____ The input
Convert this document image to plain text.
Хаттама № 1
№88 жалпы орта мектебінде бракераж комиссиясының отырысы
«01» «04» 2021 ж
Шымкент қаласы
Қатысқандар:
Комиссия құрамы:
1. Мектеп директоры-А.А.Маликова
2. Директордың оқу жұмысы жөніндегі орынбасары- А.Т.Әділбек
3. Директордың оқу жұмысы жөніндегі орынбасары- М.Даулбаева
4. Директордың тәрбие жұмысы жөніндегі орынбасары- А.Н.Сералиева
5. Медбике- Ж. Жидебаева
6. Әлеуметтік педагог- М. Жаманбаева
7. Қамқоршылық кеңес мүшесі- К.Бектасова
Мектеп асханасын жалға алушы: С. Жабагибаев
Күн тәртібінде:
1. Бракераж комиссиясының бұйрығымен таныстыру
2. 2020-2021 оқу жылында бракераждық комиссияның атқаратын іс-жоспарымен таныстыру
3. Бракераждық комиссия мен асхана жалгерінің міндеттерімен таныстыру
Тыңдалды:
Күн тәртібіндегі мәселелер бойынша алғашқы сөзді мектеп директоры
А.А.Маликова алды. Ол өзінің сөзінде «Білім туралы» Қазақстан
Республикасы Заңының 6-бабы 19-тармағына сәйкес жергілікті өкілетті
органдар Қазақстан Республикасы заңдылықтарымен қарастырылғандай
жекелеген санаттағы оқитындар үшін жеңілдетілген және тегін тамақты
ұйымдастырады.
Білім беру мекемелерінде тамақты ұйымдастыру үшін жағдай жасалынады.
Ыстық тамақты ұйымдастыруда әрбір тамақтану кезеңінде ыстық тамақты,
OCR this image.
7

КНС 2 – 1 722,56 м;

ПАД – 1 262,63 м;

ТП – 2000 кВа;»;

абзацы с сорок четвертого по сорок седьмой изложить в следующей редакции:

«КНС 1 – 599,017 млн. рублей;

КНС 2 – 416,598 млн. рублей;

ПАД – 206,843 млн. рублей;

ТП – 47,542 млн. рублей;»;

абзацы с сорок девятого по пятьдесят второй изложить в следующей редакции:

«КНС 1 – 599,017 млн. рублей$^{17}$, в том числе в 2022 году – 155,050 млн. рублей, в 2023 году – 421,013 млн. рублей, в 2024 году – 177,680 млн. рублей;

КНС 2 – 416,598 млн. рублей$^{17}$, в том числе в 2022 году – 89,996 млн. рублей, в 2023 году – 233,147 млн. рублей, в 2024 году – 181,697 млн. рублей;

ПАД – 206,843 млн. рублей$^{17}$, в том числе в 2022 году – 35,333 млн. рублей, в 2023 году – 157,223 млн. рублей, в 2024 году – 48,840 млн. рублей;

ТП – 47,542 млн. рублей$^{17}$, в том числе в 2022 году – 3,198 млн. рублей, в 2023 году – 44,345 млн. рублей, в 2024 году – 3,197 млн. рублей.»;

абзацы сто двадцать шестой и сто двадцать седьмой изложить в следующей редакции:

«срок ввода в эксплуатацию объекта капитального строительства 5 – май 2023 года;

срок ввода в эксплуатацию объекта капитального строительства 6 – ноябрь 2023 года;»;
________
____ The input
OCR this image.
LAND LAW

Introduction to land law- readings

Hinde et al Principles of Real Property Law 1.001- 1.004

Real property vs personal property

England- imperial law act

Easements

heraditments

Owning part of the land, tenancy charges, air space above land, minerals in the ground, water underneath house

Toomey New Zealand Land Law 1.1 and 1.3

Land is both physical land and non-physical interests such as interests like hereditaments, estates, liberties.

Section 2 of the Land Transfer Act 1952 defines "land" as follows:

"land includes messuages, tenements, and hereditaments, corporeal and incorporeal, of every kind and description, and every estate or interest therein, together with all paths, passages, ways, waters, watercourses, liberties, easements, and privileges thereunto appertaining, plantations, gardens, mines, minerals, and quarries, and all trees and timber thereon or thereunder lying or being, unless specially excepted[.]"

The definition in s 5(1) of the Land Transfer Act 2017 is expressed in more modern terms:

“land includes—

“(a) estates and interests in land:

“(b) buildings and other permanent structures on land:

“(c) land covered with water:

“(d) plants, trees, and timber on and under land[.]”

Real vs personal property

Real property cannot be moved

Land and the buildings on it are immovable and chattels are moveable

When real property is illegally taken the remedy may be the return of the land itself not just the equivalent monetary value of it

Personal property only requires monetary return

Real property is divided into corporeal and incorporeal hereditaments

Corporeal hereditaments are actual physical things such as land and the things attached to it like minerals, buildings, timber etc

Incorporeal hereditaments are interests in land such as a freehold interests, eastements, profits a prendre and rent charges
________
____ The input
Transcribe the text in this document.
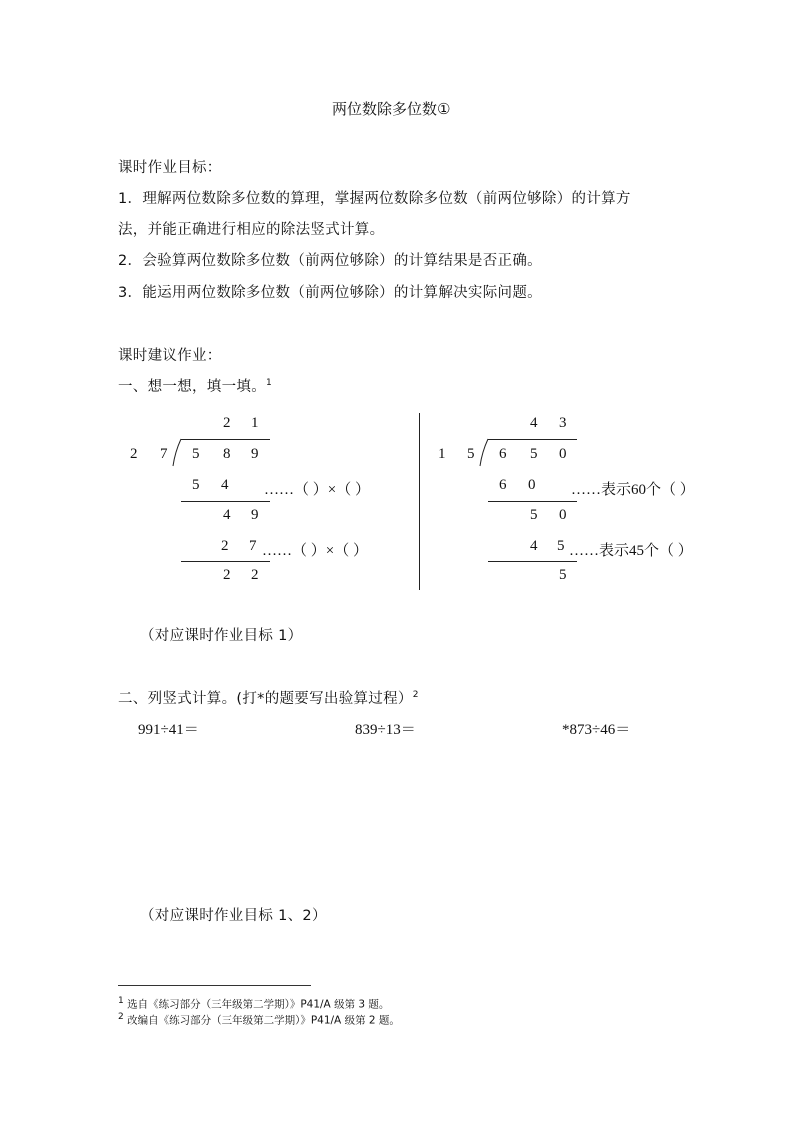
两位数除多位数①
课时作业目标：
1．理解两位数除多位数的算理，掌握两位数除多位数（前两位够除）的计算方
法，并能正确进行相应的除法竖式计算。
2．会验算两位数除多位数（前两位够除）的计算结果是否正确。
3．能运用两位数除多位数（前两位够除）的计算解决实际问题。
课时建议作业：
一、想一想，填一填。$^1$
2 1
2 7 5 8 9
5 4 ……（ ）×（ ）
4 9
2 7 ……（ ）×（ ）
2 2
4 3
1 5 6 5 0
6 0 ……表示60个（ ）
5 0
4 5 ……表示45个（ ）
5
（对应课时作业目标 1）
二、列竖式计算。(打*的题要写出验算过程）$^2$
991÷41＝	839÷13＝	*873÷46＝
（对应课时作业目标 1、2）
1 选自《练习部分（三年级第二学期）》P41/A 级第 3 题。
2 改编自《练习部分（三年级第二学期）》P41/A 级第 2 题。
________
▶ [Task details]:
Looking at the records above, say how many lines hold the string "директоры". Write nothing but the number.

▶ [The output]:
2